To be done
Search the records that follow and extract every line containing the string "Resend".

Saved entries
────────────────────
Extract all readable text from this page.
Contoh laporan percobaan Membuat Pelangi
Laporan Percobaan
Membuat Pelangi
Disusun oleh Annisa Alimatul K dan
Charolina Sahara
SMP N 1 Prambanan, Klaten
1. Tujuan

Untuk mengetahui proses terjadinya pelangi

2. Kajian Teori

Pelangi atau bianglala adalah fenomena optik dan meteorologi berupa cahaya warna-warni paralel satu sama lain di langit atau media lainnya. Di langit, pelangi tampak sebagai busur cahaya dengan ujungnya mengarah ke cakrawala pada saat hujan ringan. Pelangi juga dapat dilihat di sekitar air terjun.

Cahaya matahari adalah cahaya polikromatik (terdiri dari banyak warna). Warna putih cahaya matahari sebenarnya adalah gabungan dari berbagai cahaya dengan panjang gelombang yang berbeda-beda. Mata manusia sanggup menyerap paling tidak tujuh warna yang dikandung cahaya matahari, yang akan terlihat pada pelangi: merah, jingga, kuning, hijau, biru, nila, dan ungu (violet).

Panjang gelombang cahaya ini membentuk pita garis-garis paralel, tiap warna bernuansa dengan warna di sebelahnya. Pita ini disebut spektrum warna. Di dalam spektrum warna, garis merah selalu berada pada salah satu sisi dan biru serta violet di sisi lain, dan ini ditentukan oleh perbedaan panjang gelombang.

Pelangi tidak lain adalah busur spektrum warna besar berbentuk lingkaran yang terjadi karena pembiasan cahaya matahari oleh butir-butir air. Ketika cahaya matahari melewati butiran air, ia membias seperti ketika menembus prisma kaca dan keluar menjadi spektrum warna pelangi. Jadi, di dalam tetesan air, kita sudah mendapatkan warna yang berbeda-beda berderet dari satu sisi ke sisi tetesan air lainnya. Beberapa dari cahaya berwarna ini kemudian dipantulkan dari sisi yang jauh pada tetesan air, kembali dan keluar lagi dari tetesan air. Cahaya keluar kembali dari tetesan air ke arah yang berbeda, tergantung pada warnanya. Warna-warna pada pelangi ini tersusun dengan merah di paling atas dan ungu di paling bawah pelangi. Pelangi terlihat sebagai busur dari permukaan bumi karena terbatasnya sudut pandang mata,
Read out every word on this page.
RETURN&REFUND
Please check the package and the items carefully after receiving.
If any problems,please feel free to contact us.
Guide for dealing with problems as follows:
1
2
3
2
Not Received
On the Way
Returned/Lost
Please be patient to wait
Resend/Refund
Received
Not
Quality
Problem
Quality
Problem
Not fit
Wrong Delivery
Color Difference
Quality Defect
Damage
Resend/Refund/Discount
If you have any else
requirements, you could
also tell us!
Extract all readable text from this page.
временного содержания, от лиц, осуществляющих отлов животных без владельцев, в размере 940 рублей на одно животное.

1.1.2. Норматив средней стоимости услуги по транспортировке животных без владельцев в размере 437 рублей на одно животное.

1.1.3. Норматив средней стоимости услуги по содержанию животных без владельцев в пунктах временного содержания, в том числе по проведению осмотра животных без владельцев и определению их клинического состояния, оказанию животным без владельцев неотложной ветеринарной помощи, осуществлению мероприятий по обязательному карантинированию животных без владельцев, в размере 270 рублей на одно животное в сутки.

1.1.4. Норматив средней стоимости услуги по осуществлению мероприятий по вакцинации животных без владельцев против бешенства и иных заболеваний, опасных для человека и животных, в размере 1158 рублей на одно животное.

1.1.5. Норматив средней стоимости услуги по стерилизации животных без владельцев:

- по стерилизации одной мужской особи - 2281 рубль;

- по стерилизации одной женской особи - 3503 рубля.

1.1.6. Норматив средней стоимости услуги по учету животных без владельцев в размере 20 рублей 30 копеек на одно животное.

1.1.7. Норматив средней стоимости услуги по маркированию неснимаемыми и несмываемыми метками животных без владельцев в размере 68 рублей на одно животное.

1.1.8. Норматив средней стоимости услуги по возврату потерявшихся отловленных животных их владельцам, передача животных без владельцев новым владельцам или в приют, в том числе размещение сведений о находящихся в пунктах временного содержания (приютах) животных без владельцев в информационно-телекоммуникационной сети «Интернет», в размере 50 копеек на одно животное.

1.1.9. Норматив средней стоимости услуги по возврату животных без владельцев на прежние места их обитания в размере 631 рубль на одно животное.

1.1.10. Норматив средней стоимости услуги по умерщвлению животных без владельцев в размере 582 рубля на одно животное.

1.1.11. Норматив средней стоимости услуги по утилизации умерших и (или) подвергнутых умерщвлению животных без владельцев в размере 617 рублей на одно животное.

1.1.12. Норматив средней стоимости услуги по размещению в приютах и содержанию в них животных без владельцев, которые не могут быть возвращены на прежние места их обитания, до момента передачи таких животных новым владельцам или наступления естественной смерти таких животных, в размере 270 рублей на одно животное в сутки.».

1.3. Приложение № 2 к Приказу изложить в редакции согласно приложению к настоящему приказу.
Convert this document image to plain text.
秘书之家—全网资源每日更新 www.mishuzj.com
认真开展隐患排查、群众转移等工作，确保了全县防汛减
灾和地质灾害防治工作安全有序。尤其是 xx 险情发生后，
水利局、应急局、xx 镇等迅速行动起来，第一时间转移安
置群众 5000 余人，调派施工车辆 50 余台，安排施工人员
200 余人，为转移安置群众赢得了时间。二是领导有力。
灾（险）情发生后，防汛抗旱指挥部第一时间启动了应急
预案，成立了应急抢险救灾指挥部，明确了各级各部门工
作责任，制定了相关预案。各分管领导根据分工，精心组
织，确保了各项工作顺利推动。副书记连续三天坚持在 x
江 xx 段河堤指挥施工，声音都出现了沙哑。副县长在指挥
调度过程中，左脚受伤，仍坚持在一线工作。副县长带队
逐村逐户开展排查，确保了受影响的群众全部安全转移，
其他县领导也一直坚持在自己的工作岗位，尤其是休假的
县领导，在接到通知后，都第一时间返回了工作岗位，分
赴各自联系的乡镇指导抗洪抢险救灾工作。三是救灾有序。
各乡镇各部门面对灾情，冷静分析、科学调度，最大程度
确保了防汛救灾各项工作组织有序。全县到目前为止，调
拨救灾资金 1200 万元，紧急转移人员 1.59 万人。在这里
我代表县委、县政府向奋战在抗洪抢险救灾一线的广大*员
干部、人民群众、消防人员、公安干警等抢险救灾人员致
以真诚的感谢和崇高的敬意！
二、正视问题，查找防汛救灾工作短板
────────────────────
Exercise response
Resend/Refund
Resend/Refund/Discount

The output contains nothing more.